The task -
Show each line from the listing that includes the word "Vehicle".

Records about charts and figures:
------------------------

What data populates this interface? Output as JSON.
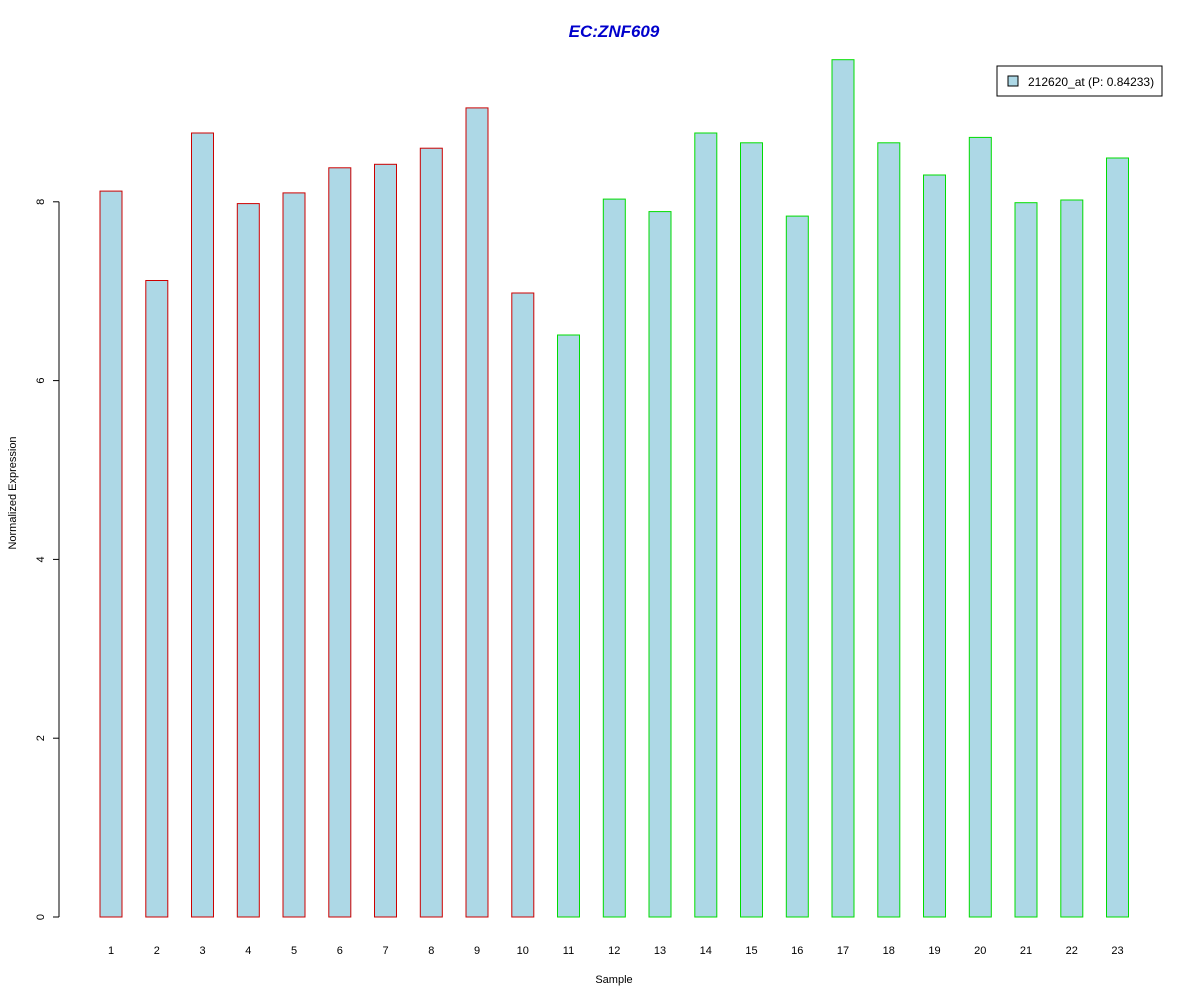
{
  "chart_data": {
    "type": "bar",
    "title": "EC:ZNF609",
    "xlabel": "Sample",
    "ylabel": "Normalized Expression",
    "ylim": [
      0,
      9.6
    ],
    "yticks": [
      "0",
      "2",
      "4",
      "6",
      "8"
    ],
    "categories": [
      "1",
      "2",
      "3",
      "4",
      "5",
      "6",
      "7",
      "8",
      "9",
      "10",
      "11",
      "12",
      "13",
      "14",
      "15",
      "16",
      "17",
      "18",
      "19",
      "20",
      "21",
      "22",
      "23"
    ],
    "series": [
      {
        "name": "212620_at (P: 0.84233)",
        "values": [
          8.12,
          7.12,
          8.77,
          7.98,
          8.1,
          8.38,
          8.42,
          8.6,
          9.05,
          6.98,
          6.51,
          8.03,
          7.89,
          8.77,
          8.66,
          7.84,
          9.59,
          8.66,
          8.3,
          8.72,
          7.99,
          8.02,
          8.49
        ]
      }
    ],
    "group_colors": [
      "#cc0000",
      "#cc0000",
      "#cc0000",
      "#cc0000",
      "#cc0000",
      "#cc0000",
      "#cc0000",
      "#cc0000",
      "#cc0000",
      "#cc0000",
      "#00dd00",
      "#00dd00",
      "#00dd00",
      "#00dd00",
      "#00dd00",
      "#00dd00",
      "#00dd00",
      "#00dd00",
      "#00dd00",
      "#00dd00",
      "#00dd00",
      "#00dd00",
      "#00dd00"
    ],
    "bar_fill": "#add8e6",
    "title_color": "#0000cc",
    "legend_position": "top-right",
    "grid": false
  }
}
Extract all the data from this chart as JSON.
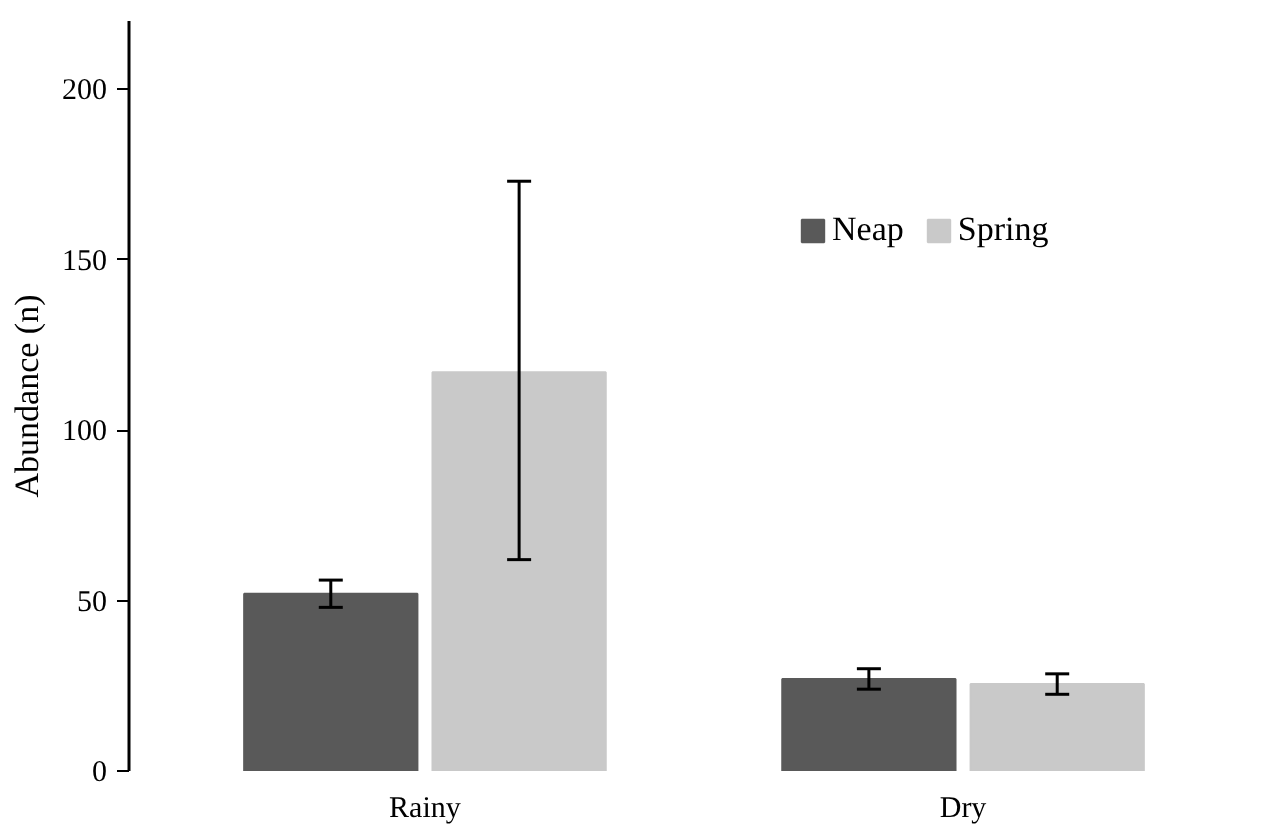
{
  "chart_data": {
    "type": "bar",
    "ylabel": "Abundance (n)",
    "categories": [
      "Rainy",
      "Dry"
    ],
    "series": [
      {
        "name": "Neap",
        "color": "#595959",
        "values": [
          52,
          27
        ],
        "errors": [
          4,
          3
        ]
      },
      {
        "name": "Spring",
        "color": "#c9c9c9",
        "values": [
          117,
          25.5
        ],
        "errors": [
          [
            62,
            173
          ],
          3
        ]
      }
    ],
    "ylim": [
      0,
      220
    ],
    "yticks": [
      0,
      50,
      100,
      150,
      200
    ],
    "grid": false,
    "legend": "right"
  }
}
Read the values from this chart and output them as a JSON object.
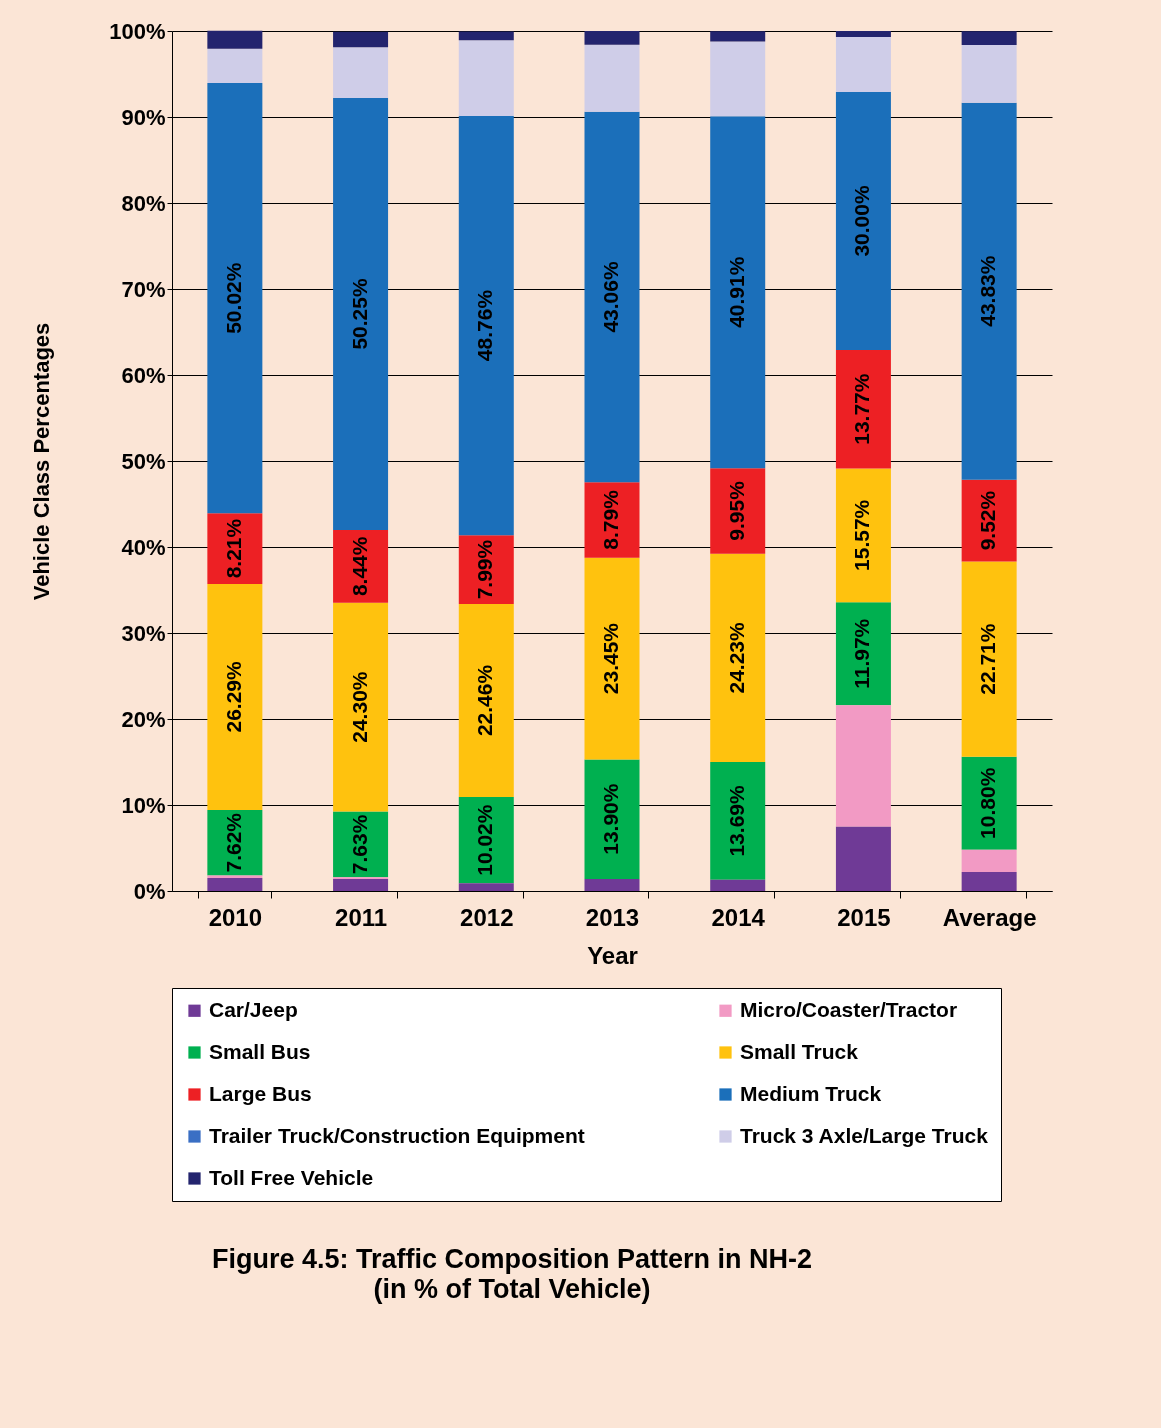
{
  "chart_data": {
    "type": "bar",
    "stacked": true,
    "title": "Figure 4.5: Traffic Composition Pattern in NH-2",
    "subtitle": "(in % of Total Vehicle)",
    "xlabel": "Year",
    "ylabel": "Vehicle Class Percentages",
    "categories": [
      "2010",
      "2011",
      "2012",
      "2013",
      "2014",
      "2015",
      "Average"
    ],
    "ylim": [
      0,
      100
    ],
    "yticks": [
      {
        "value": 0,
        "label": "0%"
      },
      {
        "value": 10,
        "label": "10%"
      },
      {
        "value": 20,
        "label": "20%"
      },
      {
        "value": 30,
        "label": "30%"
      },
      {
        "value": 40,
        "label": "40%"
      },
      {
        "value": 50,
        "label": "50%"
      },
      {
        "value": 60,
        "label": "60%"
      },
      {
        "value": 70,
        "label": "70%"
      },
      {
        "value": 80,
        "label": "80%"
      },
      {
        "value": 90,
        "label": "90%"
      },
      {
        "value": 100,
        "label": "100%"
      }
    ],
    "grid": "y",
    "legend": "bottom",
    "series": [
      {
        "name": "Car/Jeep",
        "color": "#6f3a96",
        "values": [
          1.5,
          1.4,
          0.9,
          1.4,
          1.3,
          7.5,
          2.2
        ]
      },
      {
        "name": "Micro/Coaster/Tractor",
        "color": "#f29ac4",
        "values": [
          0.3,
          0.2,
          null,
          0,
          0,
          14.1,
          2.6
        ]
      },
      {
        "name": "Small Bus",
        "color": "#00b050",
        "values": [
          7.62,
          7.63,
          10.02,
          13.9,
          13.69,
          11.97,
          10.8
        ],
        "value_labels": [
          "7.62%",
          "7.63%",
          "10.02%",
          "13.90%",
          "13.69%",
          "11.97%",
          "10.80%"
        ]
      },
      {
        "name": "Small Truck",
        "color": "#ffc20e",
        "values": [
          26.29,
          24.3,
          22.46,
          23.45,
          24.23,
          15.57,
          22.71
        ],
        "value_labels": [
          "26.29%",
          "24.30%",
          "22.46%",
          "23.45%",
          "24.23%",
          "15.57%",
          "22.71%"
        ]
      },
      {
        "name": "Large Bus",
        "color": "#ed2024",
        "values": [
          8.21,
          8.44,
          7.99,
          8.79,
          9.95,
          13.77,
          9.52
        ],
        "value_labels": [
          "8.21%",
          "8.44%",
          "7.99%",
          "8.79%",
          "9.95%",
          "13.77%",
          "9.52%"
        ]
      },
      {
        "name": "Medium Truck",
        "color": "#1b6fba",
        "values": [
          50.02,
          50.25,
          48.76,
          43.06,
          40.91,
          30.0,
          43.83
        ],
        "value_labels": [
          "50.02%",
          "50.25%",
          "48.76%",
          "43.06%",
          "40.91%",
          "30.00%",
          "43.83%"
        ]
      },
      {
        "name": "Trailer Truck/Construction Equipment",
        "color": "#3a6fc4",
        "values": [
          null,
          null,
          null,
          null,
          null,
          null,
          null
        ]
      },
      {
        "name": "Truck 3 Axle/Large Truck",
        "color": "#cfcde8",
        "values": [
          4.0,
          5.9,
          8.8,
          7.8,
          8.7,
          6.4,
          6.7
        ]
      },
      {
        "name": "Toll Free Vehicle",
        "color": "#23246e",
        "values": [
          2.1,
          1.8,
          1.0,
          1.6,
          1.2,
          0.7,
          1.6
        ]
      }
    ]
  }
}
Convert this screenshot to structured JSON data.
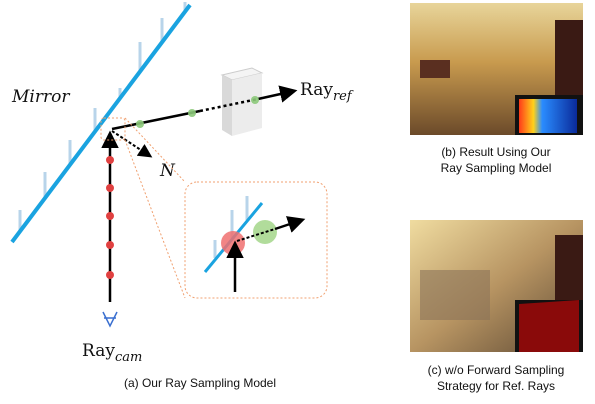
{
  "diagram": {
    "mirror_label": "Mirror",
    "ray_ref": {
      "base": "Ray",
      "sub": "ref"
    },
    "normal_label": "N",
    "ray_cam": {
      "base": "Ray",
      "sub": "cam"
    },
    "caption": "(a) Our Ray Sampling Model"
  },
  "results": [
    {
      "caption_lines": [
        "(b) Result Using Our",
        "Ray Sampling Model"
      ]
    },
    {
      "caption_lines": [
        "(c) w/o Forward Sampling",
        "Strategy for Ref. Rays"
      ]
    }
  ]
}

------------------------

Result for this task -
    "subtitle": "(in % of Total Vehicle)",
    "ylabel": "Vehicle Class Percentages",
        "name": "Toll Free Vehicle",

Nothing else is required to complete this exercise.